## Dataset entries
########################################

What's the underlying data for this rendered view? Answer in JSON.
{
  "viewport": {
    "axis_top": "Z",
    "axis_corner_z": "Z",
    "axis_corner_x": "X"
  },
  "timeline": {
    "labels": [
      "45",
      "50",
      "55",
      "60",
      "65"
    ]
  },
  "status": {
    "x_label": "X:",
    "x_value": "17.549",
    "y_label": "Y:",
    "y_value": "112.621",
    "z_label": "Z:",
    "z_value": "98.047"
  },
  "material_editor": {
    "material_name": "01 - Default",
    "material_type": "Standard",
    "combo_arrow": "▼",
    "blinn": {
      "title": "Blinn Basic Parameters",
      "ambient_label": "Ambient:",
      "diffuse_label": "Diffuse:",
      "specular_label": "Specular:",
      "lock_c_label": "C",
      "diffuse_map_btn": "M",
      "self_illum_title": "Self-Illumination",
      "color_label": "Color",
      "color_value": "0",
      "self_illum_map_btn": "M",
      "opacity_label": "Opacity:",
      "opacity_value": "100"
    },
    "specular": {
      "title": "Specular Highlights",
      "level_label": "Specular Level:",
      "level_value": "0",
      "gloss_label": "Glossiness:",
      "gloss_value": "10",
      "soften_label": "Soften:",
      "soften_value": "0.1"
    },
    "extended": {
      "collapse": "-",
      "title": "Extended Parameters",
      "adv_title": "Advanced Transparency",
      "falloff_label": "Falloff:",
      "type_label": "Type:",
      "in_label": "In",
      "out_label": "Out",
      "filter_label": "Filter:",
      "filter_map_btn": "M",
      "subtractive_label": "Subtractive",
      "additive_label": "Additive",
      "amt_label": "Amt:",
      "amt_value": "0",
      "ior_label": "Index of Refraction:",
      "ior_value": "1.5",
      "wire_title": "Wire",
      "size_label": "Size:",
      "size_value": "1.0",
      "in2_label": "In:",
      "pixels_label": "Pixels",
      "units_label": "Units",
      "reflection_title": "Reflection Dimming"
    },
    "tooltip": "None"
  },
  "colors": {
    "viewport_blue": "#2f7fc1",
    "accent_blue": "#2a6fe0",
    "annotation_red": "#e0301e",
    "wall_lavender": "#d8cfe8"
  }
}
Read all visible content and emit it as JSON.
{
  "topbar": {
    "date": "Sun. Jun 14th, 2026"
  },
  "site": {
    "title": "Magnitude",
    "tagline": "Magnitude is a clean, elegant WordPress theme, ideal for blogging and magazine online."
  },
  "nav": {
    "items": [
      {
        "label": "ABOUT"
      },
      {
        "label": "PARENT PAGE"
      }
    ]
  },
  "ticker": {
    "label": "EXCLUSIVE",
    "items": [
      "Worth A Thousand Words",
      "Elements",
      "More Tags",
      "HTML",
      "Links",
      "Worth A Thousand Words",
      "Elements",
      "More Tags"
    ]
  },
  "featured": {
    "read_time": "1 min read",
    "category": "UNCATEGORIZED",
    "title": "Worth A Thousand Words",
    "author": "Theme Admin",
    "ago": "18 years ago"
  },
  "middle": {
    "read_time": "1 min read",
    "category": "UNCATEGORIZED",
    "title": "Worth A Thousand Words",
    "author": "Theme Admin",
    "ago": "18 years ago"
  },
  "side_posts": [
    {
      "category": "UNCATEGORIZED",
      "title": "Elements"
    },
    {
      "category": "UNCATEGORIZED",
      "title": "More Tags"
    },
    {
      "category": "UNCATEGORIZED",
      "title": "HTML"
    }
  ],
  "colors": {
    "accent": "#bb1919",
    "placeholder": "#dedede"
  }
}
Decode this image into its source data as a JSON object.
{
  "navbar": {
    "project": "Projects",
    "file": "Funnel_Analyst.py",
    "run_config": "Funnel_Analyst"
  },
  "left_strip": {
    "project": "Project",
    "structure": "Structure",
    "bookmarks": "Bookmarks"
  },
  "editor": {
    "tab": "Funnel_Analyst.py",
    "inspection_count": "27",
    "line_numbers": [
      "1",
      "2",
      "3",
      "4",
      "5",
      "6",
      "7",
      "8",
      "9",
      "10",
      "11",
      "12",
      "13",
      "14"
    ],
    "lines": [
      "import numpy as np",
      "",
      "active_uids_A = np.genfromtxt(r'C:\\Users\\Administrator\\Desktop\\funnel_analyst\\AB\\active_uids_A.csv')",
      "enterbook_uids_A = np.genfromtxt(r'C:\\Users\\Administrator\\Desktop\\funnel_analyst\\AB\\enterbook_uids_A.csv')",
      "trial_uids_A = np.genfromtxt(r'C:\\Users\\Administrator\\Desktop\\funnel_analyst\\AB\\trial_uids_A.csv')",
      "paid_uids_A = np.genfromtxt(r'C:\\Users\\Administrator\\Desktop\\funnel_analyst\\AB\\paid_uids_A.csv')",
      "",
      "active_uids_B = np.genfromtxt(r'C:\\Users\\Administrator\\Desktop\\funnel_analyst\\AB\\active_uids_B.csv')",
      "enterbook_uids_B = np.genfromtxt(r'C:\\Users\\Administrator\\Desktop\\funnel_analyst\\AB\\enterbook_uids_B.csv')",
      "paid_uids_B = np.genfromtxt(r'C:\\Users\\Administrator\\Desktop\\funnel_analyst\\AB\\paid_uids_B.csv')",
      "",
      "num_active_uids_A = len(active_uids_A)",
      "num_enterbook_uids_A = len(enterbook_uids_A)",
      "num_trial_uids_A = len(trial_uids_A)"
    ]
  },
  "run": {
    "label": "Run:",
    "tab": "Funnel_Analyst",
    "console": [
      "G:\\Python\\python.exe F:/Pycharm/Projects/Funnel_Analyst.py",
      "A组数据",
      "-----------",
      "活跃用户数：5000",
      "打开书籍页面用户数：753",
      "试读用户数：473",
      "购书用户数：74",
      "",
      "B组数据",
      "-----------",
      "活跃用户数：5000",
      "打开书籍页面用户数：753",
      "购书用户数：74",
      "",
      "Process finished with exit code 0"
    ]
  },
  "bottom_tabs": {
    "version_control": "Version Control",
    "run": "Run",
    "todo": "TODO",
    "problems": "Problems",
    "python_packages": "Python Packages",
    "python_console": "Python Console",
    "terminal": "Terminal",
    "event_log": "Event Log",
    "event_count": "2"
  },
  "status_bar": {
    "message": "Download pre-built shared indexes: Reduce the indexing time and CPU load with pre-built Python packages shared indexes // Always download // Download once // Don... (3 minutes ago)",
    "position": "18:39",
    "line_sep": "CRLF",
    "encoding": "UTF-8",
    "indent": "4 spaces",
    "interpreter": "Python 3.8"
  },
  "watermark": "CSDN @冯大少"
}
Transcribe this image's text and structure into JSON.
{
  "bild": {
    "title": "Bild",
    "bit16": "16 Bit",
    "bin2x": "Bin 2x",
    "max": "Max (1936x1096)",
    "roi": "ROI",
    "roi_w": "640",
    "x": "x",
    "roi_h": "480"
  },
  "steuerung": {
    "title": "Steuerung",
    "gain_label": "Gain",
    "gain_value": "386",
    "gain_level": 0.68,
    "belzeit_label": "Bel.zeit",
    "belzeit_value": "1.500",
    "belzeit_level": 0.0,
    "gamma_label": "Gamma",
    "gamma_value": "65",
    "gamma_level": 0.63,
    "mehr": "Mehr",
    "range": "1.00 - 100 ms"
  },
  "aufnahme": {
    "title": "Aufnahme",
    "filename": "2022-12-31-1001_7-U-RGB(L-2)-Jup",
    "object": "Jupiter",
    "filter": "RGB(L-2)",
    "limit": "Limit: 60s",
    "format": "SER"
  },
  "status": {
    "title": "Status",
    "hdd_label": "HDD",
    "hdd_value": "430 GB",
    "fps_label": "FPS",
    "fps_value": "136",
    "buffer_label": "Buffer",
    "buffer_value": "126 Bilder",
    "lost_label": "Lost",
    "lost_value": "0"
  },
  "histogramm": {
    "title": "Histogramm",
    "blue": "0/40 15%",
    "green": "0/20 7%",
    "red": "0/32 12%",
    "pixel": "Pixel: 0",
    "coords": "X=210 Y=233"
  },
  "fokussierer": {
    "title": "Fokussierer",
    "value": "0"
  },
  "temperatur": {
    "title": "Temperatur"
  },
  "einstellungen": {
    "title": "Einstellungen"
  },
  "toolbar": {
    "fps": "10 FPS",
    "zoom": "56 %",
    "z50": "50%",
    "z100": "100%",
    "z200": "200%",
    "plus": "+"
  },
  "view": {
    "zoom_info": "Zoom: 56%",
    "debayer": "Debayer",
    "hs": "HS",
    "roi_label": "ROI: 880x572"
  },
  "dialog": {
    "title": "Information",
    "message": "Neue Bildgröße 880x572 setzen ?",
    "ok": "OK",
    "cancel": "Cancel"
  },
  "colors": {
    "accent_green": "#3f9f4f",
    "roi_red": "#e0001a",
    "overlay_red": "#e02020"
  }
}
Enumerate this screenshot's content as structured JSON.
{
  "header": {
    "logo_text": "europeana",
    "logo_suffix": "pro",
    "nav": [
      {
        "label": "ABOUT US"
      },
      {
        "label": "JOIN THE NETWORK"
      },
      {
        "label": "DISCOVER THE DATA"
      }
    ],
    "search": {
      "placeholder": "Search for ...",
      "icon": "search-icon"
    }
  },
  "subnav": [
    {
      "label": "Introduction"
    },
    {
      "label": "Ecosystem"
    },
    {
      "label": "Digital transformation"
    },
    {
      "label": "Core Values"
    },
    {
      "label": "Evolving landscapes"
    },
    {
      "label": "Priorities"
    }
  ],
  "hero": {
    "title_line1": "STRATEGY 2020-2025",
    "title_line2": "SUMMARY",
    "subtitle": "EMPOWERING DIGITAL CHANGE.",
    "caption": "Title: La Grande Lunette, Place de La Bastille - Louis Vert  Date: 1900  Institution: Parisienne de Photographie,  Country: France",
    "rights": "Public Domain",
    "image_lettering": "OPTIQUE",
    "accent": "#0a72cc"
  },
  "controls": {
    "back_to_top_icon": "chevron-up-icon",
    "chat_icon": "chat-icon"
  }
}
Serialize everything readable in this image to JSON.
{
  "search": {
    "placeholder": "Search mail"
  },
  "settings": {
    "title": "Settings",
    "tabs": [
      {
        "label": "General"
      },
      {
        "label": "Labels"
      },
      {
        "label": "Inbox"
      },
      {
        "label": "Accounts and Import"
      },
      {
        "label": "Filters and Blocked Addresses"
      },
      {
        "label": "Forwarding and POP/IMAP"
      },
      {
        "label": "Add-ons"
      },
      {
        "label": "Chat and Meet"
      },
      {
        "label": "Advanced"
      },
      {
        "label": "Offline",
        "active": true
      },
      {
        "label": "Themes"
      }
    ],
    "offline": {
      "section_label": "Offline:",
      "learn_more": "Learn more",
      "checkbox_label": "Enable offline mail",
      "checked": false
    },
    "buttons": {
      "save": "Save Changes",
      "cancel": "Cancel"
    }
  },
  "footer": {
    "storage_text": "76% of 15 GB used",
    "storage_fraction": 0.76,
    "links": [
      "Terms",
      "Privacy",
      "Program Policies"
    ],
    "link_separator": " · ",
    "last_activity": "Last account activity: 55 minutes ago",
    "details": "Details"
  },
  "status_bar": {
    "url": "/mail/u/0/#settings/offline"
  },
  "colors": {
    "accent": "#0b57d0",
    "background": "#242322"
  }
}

########################################

State how many lines of the listing include "this", and nothing more.

## Response to the exercise
5